**YOUR ASSIGNMENT:** Return each line of the data below that contains the string "have".

[Entries from a page text dataset]

-- Opening Marker --

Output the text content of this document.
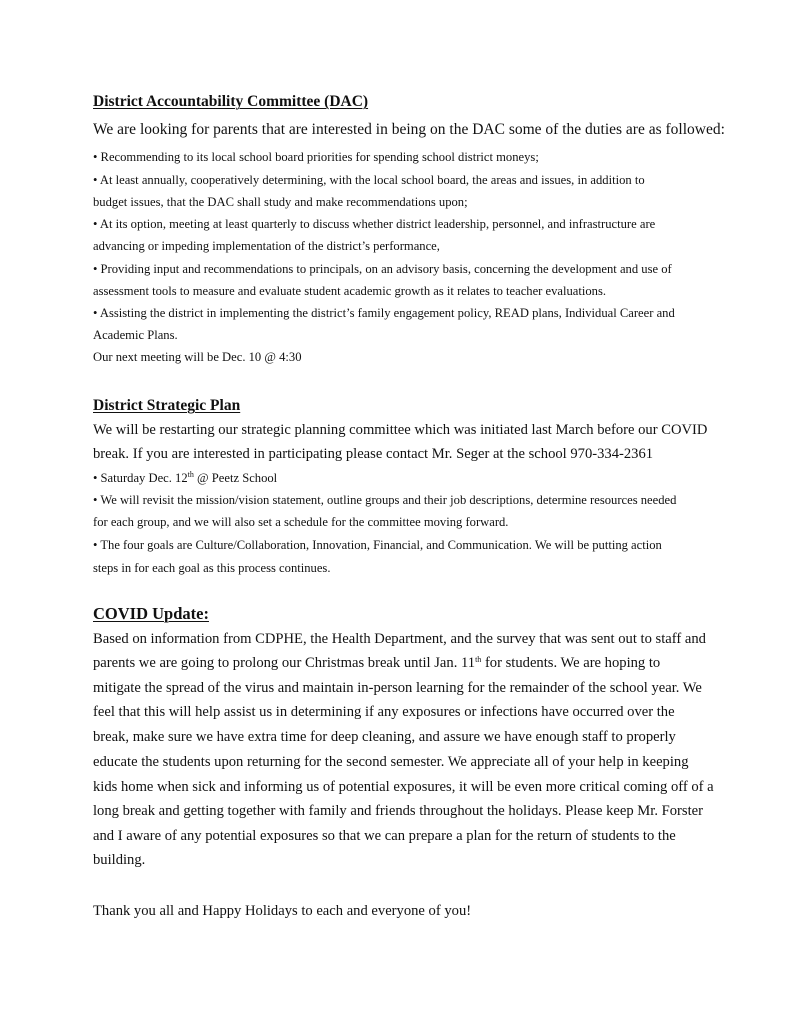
District Accountability Committee (DAC)
We are looking for parents that are interested in being on the DAC some of the duties are as followed:
• Recommending to its local school board priorities for spending school district moneys;
• At least annually, cooperatively determining, with the local school board, the areas and issues, in addition to
budget issues, that the DAC shall study and make recommendations upon;
• At its option, meeting at least quarterly to discuss whether district leadership, personnel, and infrastructure are
advancing or impeding implementation of the district’s performance,
• Providing input and recommendations to principals, on an advisory basis, concerning the development and use of
assessment tools to measure and evaluate student academic growth as it relates to teacher evaluations.
• Assisting the district in implementing the district’s family engagement policy, READ plans, Individual Career and
Academic Plans.
Our next meeting will be Dec. 10 @ 4:30
District Strategic Plan
We will be restarting our strategic planning committee which was initiated last March before our COVID
break. If you are interested in participating please contact Mr. Seger at the school 970-334-2361
• Saturday Dec. 12th @ Peetz School
• We will revisit the mission/vision statement, outline groups and their job descriptions, determine resources needed
for each group, and we will also set a schedule for the committee moving forward.
• The four goals are Culture/Collaboration, Innovation, Financial, and Communication. We will be putting action
steps in for each goal as this process continues.
COVID Update:
Based on information from CDPHE, the Health Department, and the survey that was sent out to staff and
parents we are going to prolong our Christmas break until Jan. 11th for students. We are hoping to
mitigate the spread of the virus and maintain in-person learning for the remainder of the school year. We
feel that this will help assist us in determining if any exposures or infections have occurred over the
break, make sure we have extra time for deep cleaning, and assure we have enough staff to properly
educate the students upon returning for the second semester. We appreciate all of your help in keeping
kids home when sick and informing us of potential exposures, it will be even more critical coming off of a
long break and getting together with family and friends throughout the holidays. Please keep Mr. Forster
and I aware of any potential exposures so that we can prepare a plan for the return of students to the
building.
Thank you all and Happy Holidays to each and everyone of you!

-- Closing Marker --

**SOLUTION TO THIS TASK:**
feel that this will help assist us in determining if any exposures or infections have occurred over the
break, make sure we have extra time for deep cleaning, and assure we have enough staff to properly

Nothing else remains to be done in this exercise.